## Aim of the exercise
Find the lines with "Europe" in them and copy them out.

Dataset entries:
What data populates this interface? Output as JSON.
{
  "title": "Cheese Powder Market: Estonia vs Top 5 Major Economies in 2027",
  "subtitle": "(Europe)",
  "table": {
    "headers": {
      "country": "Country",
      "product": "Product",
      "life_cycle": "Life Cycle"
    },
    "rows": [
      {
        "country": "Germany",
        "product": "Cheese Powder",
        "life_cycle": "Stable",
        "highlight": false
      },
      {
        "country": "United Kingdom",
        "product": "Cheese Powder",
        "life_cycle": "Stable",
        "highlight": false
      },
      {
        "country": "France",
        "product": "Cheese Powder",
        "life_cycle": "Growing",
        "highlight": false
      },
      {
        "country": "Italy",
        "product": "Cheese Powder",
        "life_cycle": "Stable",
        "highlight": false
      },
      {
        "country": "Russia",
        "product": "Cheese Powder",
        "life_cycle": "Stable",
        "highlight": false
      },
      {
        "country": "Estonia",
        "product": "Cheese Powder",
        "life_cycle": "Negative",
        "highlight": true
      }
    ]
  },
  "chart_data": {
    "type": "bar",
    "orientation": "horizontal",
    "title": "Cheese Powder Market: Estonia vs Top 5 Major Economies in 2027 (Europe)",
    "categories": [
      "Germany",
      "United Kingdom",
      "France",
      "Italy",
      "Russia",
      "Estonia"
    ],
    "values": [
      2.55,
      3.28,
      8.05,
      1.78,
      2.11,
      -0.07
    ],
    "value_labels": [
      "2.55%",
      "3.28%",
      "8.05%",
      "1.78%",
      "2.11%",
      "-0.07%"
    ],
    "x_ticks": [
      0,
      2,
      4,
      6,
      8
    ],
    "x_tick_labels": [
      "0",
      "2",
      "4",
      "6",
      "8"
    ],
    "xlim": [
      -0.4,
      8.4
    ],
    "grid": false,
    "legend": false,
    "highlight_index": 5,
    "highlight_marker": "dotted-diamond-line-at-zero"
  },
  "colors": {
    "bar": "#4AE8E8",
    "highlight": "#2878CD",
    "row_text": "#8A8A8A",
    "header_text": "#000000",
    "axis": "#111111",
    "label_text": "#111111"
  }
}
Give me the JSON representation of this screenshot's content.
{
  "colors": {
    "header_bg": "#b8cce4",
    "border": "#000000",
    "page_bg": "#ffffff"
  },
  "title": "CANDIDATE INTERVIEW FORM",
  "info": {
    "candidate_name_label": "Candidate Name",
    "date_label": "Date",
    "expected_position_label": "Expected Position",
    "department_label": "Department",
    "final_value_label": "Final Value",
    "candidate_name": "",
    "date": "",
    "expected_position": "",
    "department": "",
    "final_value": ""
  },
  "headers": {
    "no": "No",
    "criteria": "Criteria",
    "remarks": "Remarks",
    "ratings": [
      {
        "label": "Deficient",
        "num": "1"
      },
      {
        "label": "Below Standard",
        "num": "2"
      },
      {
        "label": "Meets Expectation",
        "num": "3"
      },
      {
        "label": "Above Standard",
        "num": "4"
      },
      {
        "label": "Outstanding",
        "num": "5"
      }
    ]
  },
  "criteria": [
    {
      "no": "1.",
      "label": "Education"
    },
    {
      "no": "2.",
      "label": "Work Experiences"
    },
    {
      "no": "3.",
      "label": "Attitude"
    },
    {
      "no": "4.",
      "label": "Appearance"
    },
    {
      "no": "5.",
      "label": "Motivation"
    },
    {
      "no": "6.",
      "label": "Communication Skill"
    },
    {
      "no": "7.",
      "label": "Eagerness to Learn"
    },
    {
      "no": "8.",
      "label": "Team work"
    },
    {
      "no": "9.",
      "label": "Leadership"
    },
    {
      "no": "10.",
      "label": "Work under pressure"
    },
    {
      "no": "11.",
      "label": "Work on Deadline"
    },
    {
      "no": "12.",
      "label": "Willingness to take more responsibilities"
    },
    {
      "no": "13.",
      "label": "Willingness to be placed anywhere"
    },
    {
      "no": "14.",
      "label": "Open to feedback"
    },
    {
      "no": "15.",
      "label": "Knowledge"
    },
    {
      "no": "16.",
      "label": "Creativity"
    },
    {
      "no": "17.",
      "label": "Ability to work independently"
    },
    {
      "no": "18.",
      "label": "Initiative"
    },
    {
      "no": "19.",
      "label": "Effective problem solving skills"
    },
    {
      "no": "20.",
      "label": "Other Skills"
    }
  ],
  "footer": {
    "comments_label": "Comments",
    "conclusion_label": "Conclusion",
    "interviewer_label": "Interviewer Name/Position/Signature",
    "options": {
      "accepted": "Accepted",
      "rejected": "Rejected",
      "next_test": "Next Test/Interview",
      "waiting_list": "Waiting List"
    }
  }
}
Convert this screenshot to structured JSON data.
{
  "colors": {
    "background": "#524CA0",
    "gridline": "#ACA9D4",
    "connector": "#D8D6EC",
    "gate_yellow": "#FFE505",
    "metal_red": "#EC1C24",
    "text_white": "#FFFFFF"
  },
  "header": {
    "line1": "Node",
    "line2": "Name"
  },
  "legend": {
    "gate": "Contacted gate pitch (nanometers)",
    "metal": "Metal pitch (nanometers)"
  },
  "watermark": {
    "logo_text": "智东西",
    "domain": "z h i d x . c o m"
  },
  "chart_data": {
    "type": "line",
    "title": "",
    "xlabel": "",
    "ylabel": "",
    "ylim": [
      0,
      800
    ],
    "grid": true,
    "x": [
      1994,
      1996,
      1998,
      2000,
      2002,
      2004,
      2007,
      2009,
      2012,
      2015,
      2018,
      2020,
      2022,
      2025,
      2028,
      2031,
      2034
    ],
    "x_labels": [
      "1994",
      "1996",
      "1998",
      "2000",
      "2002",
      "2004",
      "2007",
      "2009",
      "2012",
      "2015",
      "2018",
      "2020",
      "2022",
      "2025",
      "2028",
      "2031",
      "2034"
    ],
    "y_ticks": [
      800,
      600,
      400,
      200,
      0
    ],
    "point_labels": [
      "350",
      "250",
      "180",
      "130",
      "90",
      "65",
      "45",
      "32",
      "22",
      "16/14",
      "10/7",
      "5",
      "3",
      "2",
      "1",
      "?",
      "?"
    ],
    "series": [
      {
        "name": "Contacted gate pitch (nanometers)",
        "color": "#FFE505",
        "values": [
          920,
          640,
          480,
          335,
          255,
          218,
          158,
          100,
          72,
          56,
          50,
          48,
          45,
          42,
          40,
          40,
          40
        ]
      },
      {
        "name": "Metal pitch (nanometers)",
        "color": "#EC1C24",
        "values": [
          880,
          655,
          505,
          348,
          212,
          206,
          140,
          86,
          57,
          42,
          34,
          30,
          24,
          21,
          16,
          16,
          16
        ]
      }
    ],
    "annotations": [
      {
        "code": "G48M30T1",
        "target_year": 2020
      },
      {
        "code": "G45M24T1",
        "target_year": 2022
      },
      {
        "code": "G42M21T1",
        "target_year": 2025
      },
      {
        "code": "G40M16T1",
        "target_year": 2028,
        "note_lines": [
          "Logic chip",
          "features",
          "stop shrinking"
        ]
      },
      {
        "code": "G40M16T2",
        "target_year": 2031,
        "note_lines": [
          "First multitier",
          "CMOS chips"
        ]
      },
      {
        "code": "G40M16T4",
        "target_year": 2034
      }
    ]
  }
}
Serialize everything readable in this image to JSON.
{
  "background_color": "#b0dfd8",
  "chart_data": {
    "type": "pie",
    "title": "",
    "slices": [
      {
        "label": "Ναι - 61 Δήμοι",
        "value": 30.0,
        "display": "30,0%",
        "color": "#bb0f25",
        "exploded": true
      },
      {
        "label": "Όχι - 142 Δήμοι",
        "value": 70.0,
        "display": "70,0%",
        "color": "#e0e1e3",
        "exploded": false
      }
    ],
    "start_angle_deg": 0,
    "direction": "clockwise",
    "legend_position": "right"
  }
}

## Complete answer
  "subtitle": "(Europe)",
    "title": "Cheese Powder Market: Estonia vs Top 5 Major Economies in 2027 (Europe)",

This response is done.